Start Rows

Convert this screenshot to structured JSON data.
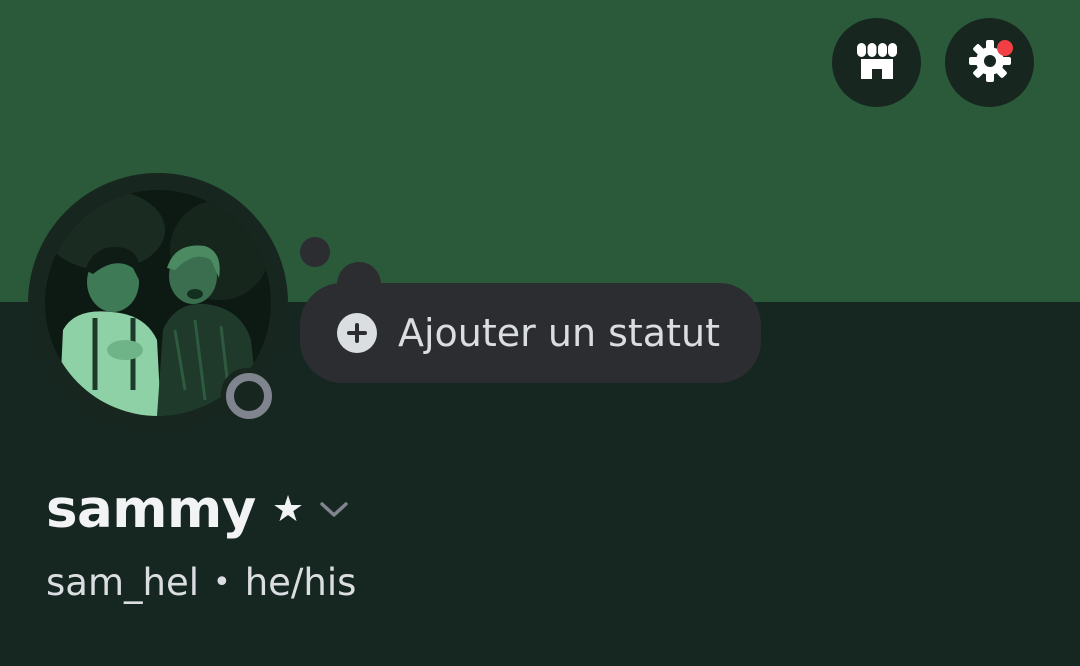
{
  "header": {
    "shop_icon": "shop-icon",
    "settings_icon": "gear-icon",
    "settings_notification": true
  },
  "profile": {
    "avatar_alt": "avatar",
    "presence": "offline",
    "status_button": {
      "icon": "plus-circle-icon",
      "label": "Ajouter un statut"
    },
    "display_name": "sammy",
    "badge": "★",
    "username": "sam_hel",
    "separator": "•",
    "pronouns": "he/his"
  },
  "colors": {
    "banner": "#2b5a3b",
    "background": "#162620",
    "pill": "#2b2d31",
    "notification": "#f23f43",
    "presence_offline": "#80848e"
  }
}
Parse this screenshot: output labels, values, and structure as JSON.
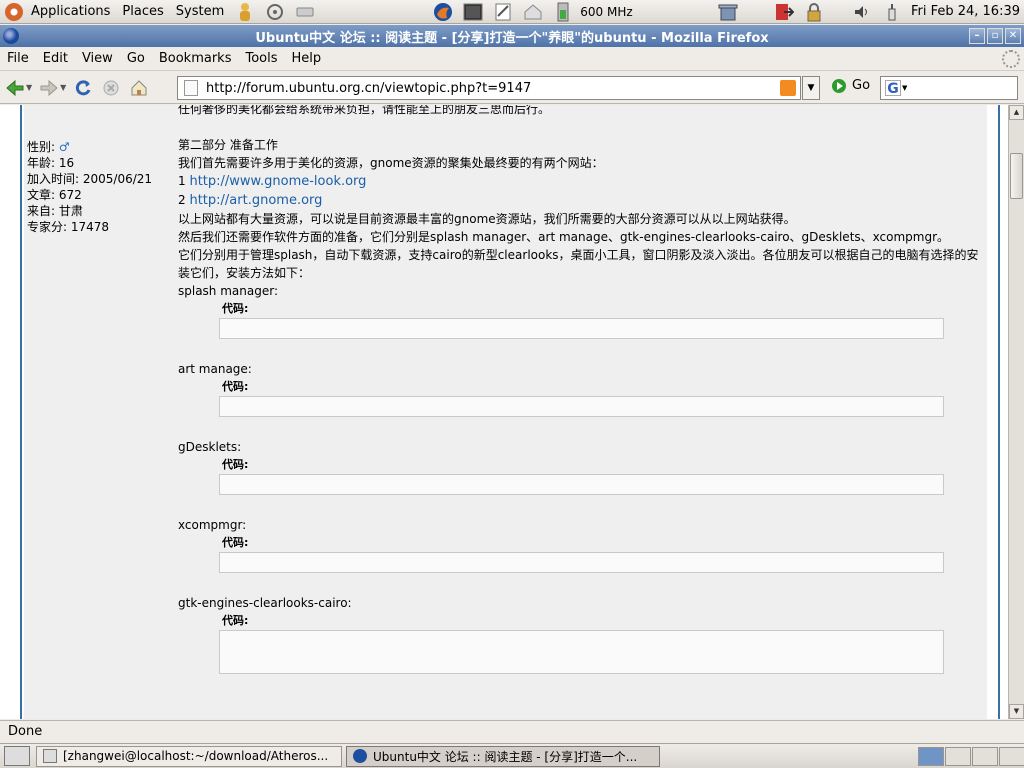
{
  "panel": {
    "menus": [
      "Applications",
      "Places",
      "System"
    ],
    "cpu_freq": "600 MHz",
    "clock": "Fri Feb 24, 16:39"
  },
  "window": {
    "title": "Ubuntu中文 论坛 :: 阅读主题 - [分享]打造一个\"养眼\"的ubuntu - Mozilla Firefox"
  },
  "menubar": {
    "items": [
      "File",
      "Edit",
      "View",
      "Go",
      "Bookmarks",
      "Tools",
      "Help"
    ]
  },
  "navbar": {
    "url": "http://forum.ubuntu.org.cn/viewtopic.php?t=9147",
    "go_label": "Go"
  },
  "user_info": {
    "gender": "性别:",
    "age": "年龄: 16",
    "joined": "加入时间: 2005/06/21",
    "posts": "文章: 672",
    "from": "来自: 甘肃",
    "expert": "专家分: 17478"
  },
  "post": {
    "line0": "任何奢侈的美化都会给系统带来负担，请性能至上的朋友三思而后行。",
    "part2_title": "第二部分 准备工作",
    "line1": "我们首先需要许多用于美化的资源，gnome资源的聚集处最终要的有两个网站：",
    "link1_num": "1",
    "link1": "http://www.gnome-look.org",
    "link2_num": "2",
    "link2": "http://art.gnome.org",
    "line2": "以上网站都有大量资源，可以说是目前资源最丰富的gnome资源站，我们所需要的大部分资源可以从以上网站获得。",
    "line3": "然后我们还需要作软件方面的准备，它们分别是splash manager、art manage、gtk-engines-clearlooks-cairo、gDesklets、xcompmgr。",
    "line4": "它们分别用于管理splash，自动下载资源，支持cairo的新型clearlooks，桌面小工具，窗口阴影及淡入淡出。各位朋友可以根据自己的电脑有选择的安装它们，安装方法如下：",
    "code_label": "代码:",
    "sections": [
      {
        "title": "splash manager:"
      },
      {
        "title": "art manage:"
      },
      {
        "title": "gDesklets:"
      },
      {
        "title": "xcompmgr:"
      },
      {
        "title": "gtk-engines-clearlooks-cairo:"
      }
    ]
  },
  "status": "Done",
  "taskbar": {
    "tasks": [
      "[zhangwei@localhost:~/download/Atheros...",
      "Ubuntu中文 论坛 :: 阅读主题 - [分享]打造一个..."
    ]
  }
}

End Rows
Start Rows

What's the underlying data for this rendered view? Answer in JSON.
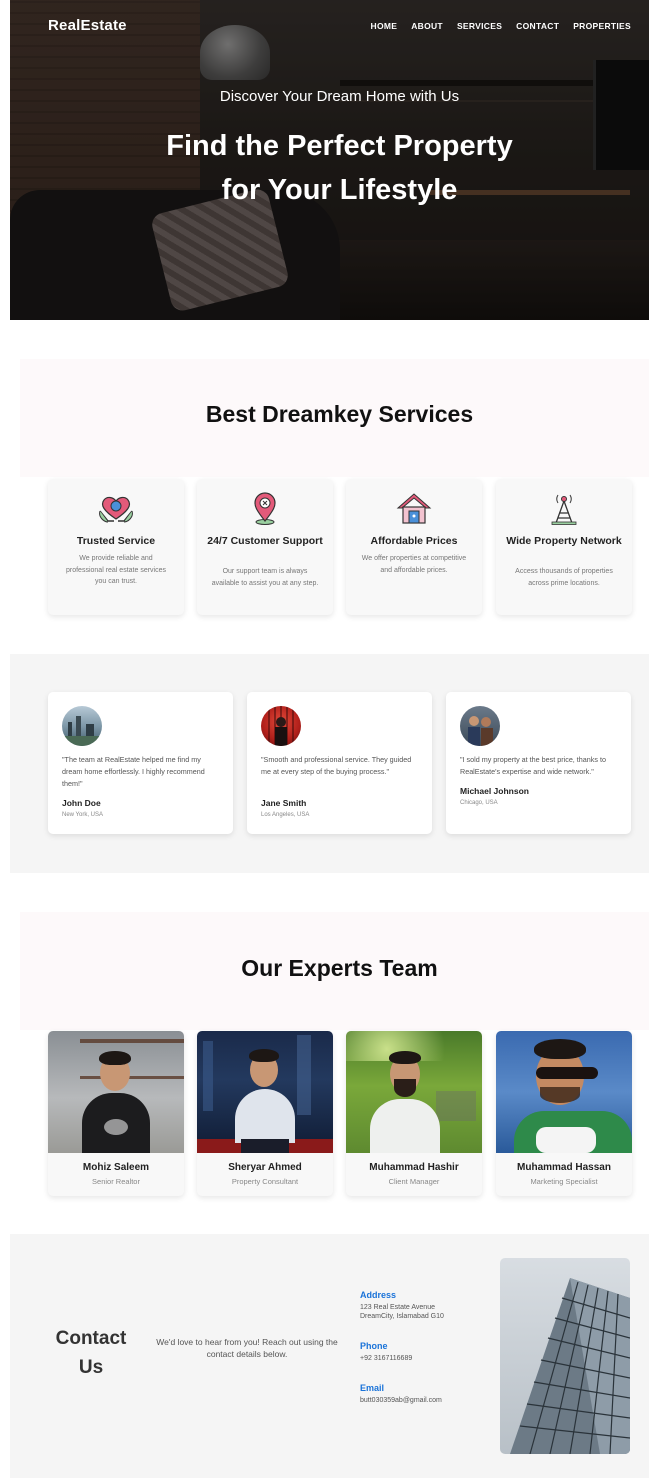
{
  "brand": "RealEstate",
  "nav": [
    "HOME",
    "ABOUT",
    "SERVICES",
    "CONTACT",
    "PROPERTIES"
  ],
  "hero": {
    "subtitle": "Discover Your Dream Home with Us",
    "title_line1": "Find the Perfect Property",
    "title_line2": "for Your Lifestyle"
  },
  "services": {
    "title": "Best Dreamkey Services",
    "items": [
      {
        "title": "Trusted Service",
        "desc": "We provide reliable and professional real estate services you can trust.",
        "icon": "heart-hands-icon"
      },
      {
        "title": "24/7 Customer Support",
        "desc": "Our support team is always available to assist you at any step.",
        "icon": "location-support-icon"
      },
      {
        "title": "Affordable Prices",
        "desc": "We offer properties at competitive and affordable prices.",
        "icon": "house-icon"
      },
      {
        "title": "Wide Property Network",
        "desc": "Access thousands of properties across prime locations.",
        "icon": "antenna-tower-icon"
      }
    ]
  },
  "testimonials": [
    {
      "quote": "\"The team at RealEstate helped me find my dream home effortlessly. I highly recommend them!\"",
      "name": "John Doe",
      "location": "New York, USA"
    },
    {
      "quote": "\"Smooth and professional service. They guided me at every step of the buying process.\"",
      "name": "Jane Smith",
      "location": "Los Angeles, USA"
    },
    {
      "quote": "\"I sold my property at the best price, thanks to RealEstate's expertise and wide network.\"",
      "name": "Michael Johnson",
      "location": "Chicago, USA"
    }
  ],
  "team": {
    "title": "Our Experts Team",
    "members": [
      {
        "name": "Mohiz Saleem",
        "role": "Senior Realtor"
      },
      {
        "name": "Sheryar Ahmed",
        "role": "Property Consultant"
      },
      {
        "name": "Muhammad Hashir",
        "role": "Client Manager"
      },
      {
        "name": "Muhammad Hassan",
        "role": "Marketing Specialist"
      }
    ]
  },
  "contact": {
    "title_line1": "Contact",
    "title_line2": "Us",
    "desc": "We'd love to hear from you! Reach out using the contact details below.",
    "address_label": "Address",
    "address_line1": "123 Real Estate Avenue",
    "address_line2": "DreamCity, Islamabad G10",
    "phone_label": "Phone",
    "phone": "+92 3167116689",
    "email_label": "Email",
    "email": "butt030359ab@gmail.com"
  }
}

End Rows

Exercise requirements » Using the material above, copy every line in which the string "RealEstate" occurs.

Answer to this task »
  "brand": "RealEstate",
      "quote": "\"The team at RealEstate helped me find my dream home effortlessly. I highly recommend them!\"",
      "quote": "\"I sold my property at the best price, thanks to RealEstate's expertise and wide network.\"",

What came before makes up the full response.